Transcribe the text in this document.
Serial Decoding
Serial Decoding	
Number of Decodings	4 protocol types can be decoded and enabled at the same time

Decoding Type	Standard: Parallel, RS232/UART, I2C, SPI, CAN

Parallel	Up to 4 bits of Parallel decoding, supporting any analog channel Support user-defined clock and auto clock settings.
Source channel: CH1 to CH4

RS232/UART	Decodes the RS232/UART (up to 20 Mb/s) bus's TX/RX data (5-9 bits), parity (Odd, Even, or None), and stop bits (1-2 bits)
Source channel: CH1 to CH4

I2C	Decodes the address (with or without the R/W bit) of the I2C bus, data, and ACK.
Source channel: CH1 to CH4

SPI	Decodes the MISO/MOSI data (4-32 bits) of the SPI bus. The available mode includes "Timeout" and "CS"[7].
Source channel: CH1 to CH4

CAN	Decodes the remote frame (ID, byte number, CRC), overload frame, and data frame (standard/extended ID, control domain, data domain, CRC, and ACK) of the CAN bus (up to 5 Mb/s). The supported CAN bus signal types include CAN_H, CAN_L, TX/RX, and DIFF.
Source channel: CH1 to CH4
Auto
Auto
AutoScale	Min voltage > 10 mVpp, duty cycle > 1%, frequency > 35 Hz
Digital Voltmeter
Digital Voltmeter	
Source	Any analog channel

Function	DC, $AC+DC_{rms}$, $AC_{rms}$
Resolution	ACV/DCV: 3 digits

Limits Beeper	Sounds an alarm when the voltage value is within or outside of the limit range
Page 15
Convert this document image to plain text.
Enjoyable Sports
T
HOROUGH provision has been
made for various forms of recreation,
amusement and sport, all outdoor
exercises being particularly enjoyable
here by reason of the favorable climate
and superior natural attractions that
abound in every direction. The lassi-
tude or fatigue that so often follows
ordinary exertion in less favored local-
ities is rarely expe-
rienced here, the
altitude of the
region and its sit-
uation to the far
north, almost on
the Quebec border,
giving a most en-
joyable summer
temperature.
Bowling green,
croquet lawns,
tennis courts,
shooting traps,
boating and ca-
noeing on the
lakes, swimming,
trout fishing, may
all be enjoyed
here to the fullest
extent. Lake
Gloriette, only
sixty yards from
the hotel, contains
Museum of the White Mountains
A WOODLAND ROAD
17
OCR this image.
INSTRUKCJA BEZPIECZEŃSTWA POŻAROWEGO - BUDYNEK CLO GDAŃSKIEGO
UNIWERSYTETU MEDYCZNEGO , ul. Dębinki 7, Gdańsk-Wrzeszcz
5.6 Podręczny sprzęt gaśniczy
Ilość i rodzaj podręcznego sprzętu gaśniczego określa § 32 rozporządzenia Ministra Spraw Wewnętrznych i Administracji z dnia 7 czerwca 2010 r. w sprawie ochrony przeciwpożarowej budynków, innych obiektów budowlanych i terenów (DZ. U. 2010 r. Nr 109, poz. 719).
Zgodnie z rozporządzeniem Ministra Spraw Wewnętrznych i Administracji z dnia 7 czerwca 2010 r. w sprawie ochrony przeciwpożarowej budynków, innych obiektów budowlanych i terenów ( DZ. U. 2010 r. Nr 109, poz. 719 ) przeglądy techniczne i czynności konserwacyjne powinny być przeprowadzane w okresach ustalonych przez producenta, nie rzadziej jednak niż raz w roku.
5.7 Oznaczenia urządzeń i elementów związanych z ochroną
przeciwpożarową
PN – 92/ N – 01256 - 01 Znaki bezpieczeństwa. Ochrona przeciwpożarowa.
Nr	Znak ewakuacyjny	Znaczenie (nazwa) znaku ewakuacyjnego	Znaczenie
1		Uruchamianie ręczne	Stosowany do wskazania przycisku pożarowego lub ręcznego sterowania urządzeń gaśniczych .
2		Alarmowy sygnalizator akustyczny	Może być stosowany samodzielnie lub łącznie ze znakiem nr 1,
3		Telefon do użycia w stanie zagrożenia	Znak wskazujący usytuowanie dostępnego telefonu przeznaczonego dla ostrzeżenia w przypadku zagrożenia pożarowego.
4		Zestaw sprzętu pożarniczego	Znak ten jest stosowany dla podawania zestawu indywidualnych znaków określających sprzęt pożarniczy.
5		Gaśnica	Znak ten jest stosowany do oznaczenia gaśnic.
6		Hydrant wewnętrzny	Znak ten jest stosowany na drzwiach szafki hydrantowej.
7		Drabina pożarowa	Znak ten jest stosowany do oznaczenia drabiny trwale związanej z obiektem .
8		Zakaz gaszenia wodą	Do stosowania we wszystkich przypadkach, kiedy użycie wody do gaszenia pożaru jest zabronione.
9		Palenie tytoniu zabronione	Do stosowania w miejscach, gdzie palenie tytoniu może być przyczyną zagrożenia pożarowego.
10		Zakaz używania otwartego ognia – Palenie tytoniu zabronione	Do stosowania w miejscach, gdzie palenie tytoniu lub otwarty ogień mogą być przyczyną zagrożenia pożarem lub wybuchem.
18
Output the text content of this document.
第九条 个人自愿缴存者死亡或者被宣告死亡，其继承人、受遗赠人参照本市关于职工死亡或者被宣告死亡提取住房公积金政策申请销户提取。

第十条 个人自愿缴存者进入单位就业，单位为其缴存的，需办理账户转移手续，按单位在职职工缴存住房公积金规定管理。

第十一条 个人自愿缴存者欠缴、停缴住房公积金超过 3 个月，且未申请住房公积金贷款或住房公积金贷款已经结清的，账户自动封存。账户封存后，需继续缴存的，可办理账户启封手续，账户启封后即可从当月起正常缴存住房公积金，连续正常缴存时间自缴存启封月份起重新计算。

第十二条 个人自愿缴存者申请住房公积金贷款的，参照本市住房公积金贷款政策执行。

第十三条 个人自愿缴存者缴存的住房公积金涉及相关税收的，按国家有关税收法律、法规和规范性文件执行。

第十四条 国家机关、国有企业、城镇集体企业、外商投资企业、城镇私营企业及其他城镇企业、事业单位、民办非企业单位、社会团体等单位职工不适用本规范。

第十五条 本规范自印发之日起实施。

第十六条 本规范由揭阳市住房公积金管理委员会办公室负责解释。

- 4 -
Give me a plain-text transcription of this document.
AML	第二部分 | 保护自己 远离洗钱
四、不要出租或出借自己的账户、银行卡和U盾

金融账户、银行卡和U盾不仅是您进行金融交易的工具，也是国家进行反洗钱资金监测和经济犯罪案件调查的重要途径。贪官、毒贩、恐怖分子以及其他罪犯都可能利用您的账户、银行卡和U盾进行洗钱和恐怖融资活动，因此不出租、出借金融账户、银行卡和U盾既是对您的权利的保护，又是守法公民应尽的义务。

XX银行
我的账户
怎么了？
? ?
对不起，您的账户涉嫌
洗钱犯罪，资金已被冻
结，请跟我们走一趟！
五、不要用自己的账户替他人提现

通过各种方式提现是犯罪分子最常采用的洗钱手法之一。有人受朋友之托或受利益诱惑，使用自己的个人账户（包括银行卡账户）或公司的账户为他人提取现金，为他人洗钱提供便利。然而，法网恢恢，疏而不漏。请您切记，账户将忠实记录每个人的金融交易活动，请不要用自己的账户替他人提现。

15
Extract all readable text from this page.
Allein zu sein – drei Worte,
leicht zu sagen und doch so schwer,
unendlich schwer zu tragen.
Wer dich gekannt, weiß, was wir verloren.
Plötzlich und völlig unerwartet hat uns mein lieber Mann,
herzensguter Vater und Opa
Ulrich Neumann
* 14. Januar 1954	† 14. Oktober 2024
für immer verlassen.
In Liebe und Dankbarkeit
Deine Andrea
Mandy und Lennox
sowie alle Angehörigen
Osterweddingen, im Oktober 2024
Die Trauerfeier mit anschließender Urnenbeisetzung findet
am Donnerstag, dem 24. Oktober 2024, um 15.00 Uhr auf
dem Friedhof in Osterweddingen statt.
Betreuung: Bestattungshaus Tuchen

^^^^^^^^^^^^^^^^

__What to work on__
Identify the lines in the entries above that contain "sprzętu", then copy them out.

__Finished task__
Ilość i rodzaj podręcznego sprzętu gaśniczego określa § 32 rozporządzenia Ministra Spraw Wewnętrznych i Administracji z dnia 7 czerwca 2010 r. w sprawie ochrony przeciwpożarowej budynków, innych obiektów budowlanych i terenów (DZ. U. 2010 r. Nr 109, poz. 719).
4		Zestaw sprzętu pożarniczego	Znak ten jest stosowany dla podawania zestawu indywidualnych znaków określających sprzęt pożarniczy.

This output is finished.